REQUIREMENT: Restate the entries below word for word, omitting nothing.
━━ SUPPLIED MATERIAL
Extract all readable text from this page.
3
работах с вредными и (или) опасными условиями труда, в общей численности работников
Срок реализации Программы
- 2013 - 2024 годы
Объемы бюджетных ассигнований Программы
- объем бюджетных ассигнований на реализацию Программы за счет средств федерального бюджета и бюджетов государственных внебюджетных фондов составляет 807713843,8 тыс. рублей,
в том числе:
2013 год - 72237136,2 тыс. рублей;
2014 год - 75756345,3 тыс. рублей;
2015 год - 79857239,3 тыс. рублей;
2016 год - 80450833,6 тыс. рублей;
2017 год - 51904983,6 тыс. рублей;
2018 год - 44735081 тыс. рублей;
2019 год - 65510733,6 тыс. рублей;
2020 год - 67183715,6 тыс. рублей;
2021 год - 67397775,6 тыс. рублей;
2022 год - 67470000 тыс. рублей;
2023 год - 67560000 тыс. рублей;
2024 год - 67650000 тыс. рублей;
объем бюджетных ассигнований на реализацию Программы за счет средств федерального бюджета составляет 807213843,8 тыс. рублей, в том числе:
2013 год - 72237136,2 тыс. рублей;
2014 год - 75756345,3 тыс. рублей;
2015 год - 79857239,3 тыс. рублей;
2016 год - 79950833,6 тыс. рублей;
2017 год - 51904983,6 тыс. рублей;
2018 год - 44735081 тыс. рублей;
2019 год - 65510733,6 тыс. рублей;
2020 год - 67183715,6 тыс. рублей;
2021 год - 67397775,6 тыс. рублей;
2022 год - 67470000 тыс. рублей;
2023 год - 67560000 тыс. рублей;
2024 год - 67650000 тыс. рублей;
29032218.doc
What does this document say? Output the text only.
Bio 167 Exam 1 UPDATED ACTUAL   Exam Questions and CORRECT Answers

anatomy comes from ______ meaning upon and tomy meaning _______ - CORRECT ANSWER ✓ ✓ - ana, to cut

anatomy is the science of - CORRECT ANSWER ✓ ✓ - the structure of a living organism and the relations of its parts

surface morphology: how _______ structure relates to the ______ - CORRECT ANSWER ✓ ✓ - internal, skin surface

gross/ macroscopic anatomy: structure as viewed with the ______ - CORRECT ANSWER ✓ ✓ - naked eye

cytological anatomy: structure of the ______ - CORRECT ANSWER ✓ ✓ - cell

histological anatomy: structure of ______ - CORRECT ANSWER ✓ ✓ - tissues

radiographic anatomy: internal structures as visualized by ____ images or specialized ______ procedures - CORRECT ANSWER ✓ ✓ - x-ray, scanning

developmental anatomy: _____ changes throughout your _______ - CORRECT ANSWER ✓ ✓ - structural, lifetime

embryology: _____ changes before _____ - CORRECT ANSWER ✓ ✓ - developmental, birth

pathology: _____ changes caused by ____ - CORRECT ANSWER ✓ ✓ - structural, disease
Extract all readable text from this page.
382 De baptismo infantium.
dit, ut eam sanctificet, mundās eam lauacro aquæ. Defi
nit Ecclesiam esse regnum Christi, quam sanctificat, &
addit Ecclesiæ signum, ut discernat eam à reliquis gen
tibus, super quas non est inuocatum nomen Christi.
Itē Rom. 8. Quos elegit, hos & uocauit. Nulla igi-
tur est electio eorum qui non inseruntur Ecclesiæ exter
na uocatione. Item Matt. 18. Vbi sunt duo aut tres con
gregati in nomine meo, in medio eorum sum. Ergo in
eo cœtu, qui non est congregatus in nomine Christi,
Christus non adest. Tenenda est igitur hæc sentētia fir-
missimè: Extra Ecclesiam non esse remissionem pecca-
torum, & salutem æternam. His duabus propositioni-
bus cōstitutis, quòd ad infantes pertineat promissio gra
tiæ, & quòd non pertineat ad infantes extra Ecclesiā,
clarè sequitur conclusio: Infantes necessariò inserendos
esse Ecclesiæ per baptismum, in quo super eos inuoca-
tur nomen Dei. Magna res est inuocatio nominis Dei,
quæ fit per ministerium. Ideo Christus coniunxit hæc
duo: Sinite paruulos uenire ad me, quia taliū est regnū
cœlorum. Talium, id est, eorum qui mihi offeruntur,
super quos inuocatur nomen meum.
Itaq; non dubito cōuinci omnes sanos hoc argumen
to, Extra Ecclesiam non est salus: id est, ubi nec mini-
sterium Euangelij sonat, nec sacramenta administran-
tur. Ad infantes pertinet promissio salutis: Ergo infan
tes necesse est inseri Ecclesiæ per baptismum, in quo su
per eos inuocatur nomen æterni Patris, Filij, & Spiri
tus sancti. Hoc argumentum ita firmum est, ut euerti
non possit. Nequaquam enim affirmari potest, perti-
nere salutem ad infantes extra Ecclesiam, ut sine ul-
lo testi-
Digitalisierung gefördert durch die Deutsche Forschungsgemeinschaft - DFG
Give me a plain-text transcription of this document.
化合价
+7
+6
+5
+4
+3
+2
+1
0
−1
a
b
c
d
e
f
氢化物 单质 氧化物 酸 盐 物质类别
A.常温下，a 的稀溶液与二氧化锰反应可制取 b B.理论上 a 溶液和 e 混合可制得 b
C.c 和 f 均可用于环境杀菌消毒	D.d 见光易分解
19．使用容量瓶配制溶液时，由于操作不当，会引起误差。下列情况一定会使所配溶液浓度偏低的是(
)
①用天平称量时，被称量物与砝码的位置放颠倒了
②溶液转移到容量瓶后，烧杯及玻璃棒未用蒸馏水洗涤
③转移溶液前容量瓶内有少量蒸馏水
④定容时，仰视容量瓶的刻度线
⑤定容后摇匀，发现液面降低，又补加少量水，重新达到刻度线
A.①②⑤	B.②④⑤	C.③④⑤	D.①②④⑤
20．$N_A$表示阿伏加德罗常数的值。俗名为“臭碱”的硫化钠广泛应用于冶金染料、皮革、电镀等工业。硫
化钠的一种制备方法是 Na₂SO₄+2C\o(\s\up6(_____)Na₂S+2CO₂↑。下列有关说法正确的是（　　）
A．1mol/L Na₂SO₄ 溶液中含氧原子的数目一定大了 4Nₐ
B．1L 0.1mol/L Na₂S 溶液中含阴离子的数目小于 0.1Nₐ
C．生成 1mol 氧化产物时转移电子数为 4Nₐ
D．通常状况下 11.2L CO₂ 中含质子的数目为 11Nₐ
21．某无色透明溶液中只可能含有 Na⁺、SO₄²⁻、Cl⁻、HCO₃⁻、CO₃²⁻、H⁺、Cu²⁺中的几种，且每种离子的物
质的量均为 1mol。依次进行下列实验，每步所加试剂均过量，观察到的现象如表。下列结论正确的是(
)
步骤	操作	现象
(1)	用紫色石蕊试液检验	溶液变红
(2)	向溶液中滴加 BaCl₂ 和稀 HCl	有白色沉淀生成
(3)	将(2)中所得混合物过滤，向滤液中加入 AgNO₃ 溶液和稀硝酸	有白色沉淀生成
━━━━
SOLUTION FOR THIS TASK:
Extract all readable text from this page.
3
работах с вредными и (или) опасными условиями труда, в общей численности работников
Срок реализации Программы
- 2013 - 2024 годы
Объемы бюджетных ассигнований Программы
- объем бюджетных ассигнований на реализацию Программы за счет средств федерального бюджета и бюджетов государственных внебюджетных фондов составляет 807713843,8 тыс. рублей,
в том числе:
2013 год - 72237136,2 тыс. рублей;
2014 год - 75756345,3 тыс. рублей;
2015 год - 79857239,3 тыс. рублей;
2016 год - 80450833,6 тыс. рублей;
2017 год - 51904983,6 тыс. рублей;
2018 год - 44735081 тыс. рублей;
2019 год - 65510733,6 тыс. рублей;
2020 год - 67183715,6 тыс. рублей;
2021 год - 67397775,6 тыс. рублей;
2022 год - 67470000 тыс. рублей;
2023 год - 67560000 тыс. рублей;
2024 год - 67650000 тыс. рублей;
объем бюджетных ассигнований на реализацию Программы за счет средств федерального бюджета составляет 807213843,8 тыс. рублей, в том числе:
2013 год - 72237136,2 тыс. рублей;
2014 год - 75756345,3 тыс. рублей;
2015 год - 79857239,3 тыс. рублей;
2016 год - 79950833,6 тыс. рублей;
2017 год - 51904983,6 тыс. рублей;
2018 год - 44735081 тыс. рублей;
2019 год - 65510733,6 тыс. рублей;
2020 год - 67183715,6 тыс. рублей;
2021 год - 67397775,6 тыс. рублей;
2022 год - 67470000 тыс. рублей;
2023 год - 67560000 тыс. рублей;
2024 год - 67650000 тыс. рублей;
29032218.doc
What does this document say? Output the text only.
Bio 167 Exam 1 UPDATED ACTUAL   Exam Questions and CORRECT Answers

anatomy comes from ______ meaning upon and tomy meaning _______ - CORRECT ANSWER ✓ ✓ - ana, to cut

anatomy is the science of - CORRECT ANSWER ✓ ✓ - the structure of a living organism and the relations of its parts

surface morphology: how _______ structure relates to the ______ - CORRECT ANSWER ✓ ✓ - internal, skin surface

gross/ macroscopic anatomy: structure as viewed with the ______ - CORRECT ANSWER ✓ ✓ - naked eye

cytological anatomy: structure of the ______ - CORRECT ANSWER ✓ ✓ - cell

histological anatomy: structure of ______ - CORRECT ANSWER ✓ ✓ - tissues

radiographic anatomy: internal structures as visualized by ____ images or specialized ______ procedures - CORRECT ANSWER ✓ ✓ - x-ray, scanning

developmental anatomy: _____ changes throughout your _______ - CORRECT ANSWER ✓ ✓ - structural, lifetime

embryology: _____ changes before _____ - CORRECT ANSWER ✓ ✓ - developmental, birth

pathology: _____ changes caused by ____ - CORRECT ANSWER ✓ ✓ - structural, disease
Extract all readable text from this page.
382 De baptismo infantium.
dit, ut eam sanctificet, mundās eam lauacro aquæ. Defi
nit Ecclesiam esse regnum Christi, quam sanctificat, &
addit Ecclesiæ signum, ut discernat eam à reliquis gen
tibus, super quas non est inuocatum nomen Christi.
Itē Rom. 8. Quos elegit, hos & uocauit. Nulla igi-
tur est electio eorum qui non inseruntur Ecclesiæ exter
na uocatione. Item Matt. 18. Vbi sunt duo aut tres con
gregati in nomine meo, in medio eorum sum. Ergo in
eo cœtu, qui non est congregatus in nomine Christi,
Christus non adest. Tenenda est igitur hæc sentētia fir-
missimè: Extra Ecclesiam non esse remissionem pecca-
torum, & salutem æternam. His duabus propositioni-
bus cōstitutis, quòd ad infantes pertineat promissio gra
tiæ, & quòd non pertineat ad infantes extra Ecclesiā,
clarè sequitur conclusio: Infantes necessariò inserendos
esse Ecclesiæ per baptismum, in quo super eos inuoca-
tur nomen Dei. Magna res est inuocatio nominis Dei,
quæ fit per ministerium. Ideo Christus coniunxit hæc
duo: Sinite paruulos uenire ad me, quia taliū est regnū
cœlorum. Talium, id est, eorum qui mihi offeruntur,
super quos inuocatur nomen meum.
Itaq; non dubito cōuinci omnes sanos hoc argumen
to, Extra Ecclesiam non est salus: id est, ubi nec mini-
sterium Euangelij sonat, nec sacramenta administran-
tur. Ad infantes pertinet promissio salutis: Ergo infan
tes necesse est inseri Ecclesiæ per baptismum, in quo su
per eos inuocatur nomen æterni Patris, Filij, & Spiri
tus sancti. Hoc argumentum ita firmum est, ut euerti
non possit. Nequaquam enim affirmari potest, perti-
nere salutem ad infantes extra Ecclesiam, ut sine ul-
lo testi-
Digitalisierung gefördert durch die Deutsche Forschungsgemeinschaft - DFG
Give me a plain-text transcription of this document.
化合价
+7
+6
+5
+4
+3
+2
+1
0
−1
a
b
c
d
e
f
氢化物 单质 氧化物 酸 盐 物质类别
A.常温下，a 的稀溶液与二氧化锰反应可制取 b B.理论上 a 溶液和 e 混合可制得 b
C.c 和 f 均可用于环境杀菌消毒	D.d 见光易分解
19．使用容量瓶配制溶液时，由于操作不当，会引起误差。下列情况一定会使所配溶液浓度偏低的是(
)
①用天平称量时，被称量物与砝码的位置放颠倒了
②溶液转移到容量瓶后，烧杯及玻璃棒未用蒸馏水洗涤
③转移溶液前容量瓶内有少量蒸馏水
④定容时，仰视容量瓶的刻度线
⑤定容后摇匀，发现液面降低，又补加少量水，重新达到刻度线
A.①②⑤	B.②④⑤	C.③④⑤	D.①②④⑤
20．$N_A$表示阿伏加德罗常数的值。俗名为“臭碱”的硫化钠广泛应用于冶金染料、皮革、电镀等工业。硫
化钠的一种制备方法是 Na₂SO₄+2C\o(\s\up6(_____)Na₂S+2CO₂↑。下列有关说法正确的是（　　）
A．1mol/L Na₂SO₄ 溶液中含氧原子的数目一定大了 4Nₐ
B．1L 0.1mol/L Na₂S 溶液中含阴离子的数目小于 0.1Nₐ
C．生成 1mol 氧化产物时转移电子数为 4Nₐ
D．通常状况下 11.2L CO₂ 中含质子的数目为 11Nₐ
21．某无色透明溶液中只可能含有 Na⁺、SO₄²⁻、Cl⁻、HCO₃⁻、CO₃²⁻、H⁺、Cu²⁺中的几种，且每种离子的物
质的量均为 1mol。依次进行下列实验，每步所加试剂均过量，观察到的现象如表。下列结论正确的是(
)
步骤	操作	现象
(1)	用紫色石蕊试液检验	溶液变红
(2)	向溶液中滴加 BaCl₂ 和稀 HCl	有白色沉淀生成
(3)	将(2)中所得混合物过滤，向滤液中加入 AgNO₃ 溶液和稀硝酸	有白色沉淀生成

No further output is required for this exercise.